• _Input rows_
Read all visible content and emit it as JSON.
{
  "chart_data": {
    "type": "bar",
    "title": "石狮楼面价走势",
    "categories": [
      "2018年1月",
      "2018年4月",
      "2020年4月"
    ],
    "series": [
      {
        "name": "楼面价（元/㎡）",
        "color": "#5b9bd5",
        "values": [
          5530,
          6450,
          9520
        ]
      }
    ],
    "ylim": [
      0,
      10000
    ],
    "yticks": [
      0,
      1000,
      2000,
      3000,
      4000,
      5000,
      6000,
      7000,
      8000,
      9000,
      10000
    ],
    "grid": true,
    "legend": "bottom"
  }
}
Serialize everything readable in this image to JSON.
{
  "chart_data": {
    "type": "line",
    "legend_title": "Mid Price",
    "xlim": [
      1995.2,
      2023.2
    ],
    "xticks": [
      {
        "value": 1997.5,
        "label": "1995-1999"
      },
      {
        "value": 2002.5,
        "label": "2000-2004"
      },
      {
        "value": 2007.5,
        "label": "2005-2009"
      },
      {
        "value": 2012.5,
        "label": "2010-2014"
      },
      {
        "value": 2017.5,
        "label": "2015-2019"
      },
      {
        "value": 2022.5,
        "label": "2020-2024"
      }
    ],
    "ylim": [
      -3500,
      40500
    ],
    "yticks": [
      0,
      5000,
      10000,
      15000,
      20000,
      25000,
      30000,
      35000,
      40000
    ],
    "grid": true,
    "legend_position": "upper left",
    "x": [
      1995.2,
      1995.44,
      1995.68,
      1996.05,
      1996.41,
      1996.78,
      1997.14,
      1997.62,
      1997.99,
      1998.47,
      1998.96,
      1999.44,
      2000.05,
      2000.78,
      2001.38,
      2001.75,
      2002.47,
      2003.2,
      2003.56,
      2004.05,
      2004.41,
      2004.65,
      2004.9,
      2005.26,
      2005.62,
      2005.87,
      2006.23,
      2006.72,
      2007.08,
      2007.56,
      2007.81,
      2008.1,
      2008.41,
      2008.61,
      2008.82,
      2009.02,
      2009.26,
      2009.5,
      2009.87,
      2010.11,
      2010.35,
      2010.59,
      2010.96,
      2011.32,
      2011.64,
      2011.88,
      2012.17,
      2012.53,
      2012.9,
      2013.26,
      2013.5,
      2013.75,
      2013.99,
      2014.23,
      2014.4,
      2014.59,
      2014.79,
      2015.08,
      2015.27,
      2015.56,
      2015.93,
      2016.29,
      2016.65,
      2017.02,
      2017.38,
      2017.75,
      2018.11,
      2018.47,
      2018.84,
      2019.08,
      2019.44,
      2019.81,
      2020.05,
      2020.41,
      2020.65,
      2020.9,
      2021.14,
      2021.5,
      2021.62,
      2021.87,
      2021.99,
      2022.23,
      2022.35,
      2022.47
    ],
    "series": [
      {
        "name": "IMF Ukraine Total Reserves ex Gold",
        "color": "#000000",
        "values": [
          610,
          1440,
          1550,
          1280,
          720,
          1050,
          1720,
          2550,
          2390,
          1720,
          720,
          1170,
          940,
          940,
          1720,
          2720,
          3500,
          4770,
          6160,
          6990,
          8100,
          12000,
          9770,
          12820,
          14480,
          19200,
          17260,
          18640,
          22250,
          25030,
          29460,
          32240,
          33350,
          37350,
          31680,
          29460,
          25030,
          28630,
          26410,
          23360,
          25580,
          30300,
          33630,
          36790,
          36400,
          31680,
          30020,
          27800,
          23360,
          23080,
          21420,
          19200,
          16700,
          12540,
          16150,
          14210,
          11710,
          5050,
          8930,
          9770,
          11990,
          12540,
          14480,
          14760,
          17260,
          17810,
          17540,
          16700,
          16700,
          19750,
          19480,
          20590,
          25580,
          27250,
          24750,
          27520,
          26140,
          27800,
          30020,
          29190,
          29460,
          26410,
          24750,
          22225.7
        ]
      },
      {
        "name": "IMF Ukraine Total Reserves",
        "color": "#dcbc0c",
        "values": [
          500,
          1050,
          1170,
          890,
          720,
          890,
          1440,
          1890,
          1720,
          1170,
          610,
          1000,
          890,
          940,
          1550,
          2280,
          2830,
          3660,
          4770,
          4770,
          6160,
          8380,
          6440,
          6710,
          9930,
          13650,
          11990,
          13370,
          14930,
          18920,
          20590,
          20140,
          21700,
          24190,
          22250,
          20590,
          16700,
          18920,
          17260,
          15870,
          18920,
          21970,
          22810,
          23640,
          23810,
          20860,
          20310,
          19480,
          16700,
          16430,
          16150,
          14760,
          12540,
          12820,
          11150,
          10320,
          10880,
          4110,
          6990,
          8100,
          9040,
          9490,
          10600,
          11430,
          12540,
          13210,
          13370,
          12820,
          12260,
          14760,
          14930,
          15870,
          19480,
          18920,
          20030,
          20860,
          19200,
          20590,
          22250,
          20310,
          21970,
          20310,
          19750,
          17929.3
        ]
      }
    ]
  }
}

• _Aim of the exercise_
Locate the word "JSON" in the records and collect each line it appears in.

• _Exercise answer_
Read all visible content and emit it as JSON.
Serialize everything readable in this image to JSON.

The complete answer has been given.